■ Given task
Restate the entries below verbatim.

■ Recorded data
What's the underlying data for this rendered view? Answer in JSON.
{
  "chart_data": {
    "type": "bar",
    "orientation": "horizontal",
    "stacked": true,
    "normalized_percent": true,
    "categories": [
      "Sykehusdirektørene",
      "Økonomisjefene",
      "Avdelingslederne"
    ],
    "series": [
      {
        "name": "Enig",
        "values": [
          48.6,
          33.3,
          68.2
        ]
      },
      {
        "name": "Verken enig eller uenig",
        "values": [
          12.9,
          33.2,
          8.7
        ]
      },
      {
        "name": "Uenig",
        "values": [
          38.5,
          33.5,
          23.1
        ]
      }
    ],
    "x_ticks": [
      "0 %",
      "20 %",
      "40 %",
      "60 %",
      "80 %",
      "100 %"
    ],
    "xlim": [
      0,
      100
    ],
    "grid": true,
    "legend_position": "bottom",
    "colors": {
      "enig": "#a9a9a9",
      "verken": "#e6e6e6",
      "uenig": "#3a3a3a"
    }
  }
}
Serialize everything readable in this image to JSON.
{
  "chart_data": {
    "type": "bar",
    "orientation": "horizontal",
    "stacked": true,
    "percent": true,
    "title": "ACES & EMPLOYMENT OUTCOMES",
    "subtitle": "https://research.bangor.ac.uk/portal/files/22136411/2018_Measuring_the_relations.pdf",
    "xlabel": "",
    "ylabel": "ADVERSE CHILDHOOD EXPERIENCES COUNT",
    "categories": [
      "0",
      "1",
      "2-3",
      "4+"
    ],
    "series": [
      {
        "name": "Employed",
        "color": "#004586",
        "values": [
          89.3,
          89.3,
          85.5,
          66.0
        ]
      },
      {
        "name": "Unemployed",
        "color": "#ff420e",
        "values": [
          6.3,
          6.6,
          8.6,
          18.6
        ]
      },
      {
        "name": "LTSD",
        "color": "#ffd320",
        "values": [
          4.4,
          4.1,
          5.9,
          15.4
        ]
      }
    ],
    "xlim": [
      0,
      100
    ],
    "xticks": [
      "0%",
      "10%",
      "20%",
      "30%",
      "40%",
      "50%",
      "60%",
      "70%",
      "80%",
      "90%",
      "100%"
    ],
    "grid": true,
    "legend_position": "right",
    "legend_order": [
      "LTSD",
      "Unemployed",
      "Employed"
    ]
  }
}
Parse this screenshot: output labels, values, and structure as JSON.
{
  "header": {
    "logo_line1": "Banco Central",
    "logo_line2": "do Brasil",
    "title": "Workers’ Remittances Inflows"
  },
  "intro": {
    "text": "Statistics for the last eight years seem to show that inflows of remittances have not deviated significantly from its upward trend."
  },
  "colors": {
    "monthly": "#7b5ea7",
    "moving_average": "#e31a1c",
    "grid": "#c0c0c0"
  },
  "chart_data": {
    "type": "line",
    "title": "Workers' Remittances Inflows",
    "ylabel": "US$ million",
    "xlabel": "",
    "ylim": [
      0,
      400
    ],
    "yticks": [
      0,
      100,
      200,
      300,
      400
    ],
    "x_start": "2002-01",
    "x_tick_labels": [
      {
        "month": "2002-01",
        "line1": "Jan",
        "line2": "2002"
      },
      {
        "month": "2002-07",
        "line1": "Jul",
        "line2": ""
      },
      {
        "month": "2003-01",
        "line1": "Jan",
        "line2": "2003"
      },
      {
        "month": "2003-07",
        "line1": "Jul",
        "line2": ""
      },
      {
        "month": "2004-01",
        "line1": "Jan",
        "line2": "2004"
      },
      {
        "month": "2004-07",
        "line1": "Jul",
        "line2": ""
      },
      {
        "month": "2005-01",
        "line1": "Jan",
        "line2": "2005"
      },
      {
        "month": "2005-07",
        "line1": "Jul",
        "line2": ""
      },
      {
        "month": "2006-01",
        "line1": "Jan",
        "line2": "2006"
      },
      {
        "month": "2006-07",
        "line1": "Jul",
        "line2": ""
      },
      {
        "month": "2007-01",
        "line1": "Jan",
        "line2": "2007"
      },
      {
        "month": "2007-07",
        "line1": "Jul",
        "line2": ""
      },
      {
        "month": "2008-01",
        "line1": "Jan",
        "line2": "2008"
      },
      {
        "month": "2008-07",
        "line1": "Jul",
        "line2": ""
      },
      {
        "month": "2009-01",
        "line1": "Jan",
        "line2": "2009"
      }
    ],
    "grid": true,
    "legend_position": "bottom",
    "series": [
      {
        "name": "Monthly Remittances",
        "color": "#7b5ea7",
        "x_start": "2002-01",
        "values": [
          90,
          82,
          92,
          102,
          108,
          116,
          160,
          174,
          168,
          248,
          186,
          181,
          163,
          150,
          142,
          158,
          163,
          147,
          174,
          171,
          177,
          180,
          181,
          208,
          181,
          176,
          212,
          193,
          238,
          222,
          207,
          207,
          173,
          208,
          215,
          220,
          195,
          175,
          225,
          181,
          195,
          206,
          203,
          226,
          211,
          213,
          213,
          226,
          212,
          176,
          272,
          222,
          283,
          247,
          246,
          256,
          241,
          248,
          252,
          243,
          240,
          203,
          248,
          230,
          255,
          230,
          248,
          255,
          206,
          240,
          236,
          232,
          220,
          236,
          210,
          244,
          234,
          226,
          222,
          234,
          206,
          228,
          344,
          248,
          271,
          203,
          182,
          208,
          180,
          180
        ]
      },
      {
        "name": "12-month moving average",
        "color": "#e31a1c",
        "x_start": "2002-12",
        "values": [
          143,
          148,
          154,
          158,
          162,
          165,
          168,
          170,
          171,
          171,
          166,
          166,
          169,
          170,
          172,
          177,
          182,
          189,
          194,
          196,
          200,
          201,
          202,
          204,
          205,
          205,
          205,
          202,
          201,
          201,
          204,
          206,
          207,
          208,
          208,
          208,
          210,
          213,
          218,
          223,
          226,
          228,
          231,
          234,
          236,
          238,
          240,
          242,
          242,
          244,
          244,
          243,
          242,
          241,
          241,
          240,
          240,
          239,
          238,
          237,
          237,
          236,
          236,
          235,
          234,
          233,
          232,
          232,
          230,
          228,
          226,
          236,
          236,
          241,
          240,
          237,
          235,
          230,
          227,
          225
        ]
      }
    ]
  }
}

■ Answer to this task
What's the underlying data for this rendered view? Answer in JSON.
{
  "chart_data": {
    "type": "bar",
    "orientation": "horizontal",
    "stacked": true,
    "normalized_percent": true,
    "categories": [
      "Sykehusdirektørene",
      "Økonomisjefene",
      "Avdelingslederne"
    ],
    "series": [
      {
        "name": "Enig",
        "values": [
          48.6,
          33.3,
          68.2
        ]
      },
      {
        "name": "Verken enig eller uenig",
        "values": [
          12.9,
          33.2,
          8.7
        ]
      },
      {
        "name": "Uenig",
        "values": [
          38.5,
          33.5,
          23.1
        ]
      }
    ],
    "x_ticks": [
      "0 %",
      "20 %",
      "40 %",
      "60 %",
      "80 %",
      "100 %"
    ],
    "xlim": [
      0,
      100
    ],
    "grid": true,
    "legend_position": "bottom",
    "colors": {
      "enig": "#a9a9a9",
      "verken": "#e6e6e6",
      "uenig": "#3a3a3a"
    }
  }
}
Serialize everything readable in this image to JSON.
{
  "chart_data": {
    "type": "bar",
    "orientation": "horizontal",
    "stacked": true,
    "percent": true,
    "title": "ACES & EMPLOYMENT OUTCOMES",
    "subtitle": "https://research.bangor.ac.uk/portal/files/22136411/2018_Measuring_the_relations.pdf",
    "xlabel": "",
    "ylabel": "ADVERSE CHILDHOOD EXPERIENCES COUNT",
    "categories": [
      "0",
      "1",
      "2-3",
      "4+"
    ],
    "series": [
      {
        "name": "Employed",
        "color": "#004586",
        "values": [
          89.3,
          89.3,
          85.5,
          66.0
        ]
      },
      {
        "name": "Unemployed",
        "color": "#ff420e",
        "values": [
          6.3,
          6.6,
          8.6,
          18.6
        ]
      },
      {
        "name": "LTSD",
        "color": "#ffd320",
        "values": [
          4.4,
          4.1,
          5.9,
          15.4
        ]
      }
    ],
    "xlim": [
      0,
      100
    ],
    "xticks": [
      "0%",
      "10%",
      "20%",
      "30%",
      "40%",
      "50%",
      "60%",
      "70%",
      "80%",
      "90%",
      "100%"
    ],
    "grid": true,
    "legend_position": "right",
    "legend_order": [
      "LTSD",
      "Unemployed",
      "Employed"
    ]
  }
}
Parse this screenshot: output labels, values, and structure as JSON.
{
  "header": {
    "logo_line1": "Banco Central",
    "logo_line2": "do Brasil",
    "title": "Workers’ Remittances Inflows"
  },
  "intro": {
    "text": "Statistics for the last eight years seem to show that inflows of remittances have not deviated significantly from its upward trend."
  },
  "colors": {
    "monthly": "#7b5ea7",
    "moving_average": "#e31a1c",
    "grid": "#c0c0c0"
  },
  "chart_data": {
    "type": "line",
    "title": "Workers' Remittances Inflows",
    "ylabel": "US$ million",
    "xlabel": "",
    "ylim": [
      0,
      400
    ],
    "yticks": [
      0,
      100,
      200,
      300,
      400
    ],
    "x_start": "2002-01",
    "x_tick_labels": [
      {
        "month": "2002-01",
        "line1": "Jan",
        "line2": "2002"
      },
      {
        "month": "2002-07",
        "line1": "Jul",
        "line2": ""
      },
      {
        "month": "2003-01",
        "line1": "Jan",
        "line2": "2003"
      },
      {
        "month": "2003-07",
        "line1": "Jul",
        "line2": ""
      },
      {
        "month": "2004-01",
        "line1": "Jan",
        "line2": "2004"
      },
      {
        "month": "2004-07",
        "line1": "Jul",
        "line2": ""
      },
      {
        "month": "2005-01",
        "line1": "Jan",
        "line2": "2005"
      },
      {
        "month": "2005-07",
        "line1": "Jul",
        "line2": ""
      },
      {
        "month": "2006-01",
        "line1": "Jan",
        "line2": "2006"
      },
      {
        "month": "2006-07",
        "line1": "Jul",
        "line2": ""
      },
      {
        "month": "2007-01",
        "line1": "Jan",
        "line2": "2007"
      },
      {
        "month": "2007-07",
        "line1": "Jul",
        "line2": ""
      },
      {
        "month": "2008-01",
        "line1": "Jan",
        "line2": "2008"
      },
      {
        "month": "2008-07",
        "line1": "Jul",
        "line2": ""
      },
      {
        "month": "2009-01",
        "line1": "Jan",
        "line2": "2009"
      }
    ],
    "grid": true,
    "legend_position": "bottom",
    "series": [
      {
        "name": "Monthly Remittances",
        "color": "#7b5ea7",
        "x_start": "2002-01",
        "values": [
          90,
          82,
          92,
          102,
          108,
          116,
          160,
          174,
          168,
          248,
          186,
          181,
          163,
          150,
          142,
          158,
          163,
          147,
          174,
          171,
          177,
          180,
          181,
          208,
          181,
          176,
          212,
          193,
          238,
          222,
          207,
          207,
          173,
          208,
          215,
          220,
          195,
          175,
          225,
          181,
          195,
          206,
          203,
          226,
          211,
          213,
          213,
          226,
          212,
          176,
          272,
          222,
          283,
          247,
          246,
          256,
          241,
          248,
          252,
          243,
          240,
          203,
          248,
          230,
          255,
          230,
          248,
          255,
          206,
          240,
          236,
          232,
          220,
          236,
          210,
          244,
          234,
          226,
          222,
          234,
          206,
          228,
          344,
          248,
          271,
          203,
          182,
          208,
          180,
          180
        ]
      },
      {
        "name": "12-month moving average",
        "color": "#e31a1c",
        "x_start": "2002-12",
        "values": [
          143,
          148,
          154,
          158,
          162,
          165,
          168,
          170,
          171,
          171,
          166,
          166,
          169,
          170,
          172,
          177,
          182,
          189,
          194,
          196,
          200,
          201,
          202,
          204,
          205,
          205,
          205,
          202,
          201,
          201,
          204,
          206,
          207,
          208,
          208,
          208,
          210,
          213,
          218,
          223,
          226,
          228,
          231,
          234,
          236,
          238,
          240,
          242,
          242,
          244,
          244,
          243,
          242,
          241,
          241,
          240,
          240,
          239,
          238,
          237,
          237,
          236,
          236,
          235,
          234,
          233,
          232,
          232,
          230,
          228,
          226,
          236,
          236,
          241,
          240,
          237,
          235,
          230,
          227,
          225
        ]
      }
    ]
  }
}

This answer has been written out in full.